» Data entries
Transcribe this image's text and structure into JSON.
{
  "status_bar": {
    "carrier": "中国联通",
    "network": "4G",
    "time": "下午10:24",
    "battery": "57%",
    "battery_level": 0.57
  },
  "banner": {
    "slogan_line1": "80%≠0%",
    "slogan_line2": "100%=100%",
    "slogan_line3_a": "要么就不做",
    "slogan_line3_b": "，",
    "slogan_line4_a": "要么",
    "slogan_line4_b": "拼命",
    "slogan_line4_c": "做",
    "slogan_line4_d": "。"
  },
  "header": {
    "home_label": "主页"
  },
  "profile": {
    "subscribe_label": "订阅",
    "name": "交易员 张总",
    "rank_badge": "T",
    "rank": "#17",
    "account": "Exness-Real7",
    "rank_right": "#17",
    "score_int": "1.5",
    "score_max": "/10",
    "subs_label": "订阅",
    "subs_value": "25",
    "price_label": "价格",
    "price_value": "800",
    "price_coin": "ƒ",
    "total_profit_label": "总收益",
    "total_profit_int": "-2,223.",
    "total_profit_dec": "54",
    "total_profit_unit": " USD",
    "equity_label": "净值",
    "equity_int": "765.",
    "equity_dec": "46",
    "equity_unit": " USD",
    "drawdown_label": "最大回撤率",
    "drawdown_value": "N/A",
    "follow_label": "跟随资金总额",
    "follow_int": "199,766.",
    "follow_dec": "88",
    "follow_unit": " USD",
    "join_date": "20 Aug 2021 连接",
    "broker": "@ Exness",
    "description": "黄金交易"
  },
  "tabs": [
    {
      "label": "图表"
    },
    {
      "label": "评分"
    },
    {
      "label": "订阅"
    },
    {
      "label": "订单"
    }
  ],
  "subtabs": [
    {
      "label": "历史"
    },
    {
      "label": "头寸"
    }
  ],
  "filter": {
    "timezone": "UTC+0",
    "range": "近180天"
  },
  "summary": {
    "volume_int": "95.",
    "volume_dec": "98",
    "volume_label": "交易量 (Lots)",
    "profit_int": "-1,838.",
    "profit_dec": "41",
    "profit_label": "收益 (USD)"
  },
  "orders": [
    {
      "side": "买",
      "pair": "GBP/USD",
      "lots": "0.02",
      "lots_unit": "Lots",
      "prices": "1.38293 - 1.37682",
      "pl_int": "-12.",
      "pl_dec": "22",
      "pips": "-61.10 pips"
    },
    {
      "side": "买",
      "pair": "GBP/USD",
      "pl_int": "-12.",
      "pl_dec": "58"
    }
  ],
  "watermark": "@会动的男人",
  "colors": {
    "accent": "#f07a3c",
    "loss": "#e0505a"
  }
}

» Challenge
Copy all lines from the listing that contain "Exness".

» Right answer
    "account": "Exness-Real7",
    "broker": "@ Exness",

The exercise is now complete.